(Some records)

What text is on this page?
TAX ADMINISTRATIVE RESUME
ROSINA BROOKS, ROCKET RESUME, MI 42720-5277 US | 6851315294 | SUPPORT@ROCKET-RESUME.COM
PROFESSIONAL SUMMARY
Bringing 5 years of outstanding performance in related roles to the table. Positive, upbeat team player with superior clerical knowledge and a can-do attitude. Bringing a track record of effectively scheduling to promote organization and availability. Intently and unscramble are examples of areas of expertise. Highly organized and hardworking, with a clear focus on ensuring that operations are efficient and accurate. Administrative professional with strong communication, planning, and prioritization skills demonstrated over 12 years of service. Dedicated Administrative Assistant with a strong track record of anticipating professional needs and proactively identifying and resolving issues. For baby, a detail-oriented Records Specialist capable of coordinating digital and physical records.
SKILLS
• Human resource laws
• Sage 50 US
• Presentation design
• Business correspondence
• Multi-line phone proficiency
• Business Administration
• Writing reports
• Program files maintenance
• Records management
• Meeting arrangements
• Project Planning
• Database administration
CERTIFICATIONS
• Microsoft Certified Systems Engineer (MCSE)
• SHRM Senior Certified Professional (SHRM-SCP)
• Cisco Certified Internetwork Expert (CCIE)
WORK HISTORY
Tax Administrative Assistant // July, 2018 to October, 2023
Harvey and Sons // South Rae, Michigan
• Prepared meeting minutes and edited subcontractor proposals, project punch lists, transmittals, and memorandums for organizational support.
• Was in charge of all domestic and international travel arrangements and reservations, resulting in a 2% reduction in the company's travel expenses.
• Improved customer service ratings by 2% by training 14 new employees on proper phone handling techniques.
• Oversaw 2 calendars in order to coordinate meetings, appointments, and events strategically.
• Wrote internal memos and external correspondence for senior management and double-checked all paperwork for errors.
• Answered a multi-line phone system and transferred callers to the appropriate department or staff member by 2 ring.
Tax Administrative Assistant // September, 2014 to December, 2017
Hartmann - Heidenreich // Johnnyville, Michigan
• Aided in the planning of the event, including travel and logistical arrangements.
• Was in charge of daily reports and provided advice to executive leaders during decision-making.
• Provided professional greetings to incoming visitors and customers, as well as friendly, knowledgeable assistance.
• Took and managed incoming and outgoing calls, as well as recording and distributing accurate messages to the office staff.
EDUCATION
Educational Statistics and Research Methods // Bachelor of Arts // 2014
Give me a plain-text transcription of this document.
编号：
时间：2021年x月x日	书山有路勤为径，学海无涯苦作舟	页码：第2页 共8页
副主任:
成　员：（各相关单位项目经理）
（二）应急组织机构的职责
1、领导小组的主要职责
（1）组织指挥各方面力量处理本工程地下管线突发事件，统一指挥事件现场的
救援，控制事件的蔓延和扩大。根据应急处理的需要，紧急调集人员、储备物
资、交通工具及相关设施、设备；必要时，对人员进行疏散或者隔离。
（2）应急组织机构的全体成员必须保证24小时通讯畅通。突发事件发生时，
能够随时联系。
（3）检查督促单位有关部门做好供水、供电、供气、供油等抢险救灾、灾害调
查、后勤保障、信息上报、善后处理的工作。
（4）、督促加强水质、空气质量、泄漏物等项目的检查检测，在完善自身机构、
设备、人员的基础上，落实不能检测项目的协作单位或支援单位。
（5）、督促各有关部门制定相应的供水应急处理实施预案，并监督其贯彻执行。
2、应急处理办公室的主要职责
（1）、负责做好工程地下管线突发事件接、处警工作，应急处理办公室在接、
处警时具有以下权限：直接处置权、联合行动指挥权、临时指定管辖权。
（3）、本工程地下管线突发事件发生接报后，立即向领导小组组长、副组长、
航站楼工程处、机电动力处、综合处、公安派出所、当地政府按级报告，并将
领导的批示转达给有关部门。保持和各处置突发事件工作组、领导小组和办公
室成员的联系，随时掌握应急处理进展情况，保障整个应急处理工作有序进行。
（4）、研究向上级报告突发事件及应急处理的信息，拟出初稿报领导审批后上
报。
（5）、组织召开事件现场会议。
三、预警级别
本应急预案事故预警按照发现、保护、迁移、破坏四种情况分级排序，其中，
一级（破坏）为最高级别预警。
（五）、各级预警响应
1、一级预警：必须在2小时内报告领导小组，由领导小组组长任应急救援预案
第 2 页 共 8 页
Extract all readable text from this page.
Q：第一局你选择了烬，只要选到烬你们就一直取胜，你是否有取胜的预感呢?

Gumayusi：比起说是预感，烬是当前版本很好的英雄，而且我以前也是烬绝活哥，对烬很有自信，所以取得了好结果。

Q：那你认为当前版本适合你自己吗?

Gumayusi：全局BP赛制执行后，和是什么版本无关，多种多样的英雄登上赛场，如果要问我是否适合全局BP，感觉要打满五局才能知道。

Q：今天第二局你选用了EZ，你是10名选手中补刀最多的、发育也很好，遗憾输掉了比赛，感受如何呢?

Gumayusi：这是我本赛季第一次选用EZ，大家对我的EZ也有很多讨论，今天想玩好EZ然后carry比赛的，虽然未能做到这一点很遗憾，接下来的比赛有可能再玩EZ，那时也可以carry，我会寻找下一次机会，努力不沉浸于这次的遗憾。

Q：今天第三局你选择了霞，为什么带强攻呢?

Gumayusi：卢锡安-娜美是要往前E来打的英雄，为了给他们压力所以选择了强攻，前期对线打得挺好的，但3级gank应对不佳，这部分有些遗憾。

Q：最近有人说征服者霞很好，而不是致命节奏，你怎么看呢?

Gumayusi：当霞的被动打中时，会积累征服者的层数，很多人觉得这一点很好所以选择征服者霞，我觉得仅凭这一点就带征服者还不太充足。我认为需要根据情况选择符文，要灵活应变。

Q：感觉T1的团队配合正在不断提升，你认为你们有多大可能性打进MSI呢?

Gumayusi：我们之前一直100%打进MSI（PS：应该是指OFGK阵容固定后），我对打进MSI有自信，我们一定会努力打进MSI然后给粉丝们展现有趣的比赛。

## WORK INSTRUCTIONS:
Gather all lines from the listing above in which "phone" occurs.

## RESULT OF THIS TASK:
• Multi-line phone proficiency
• Improved customer service ratings by 2% by training 14 new employees on proper phone handling techniques.
• Answered a multi-line phone system and transferred callers to the appropriate department or staff member by 2 ring.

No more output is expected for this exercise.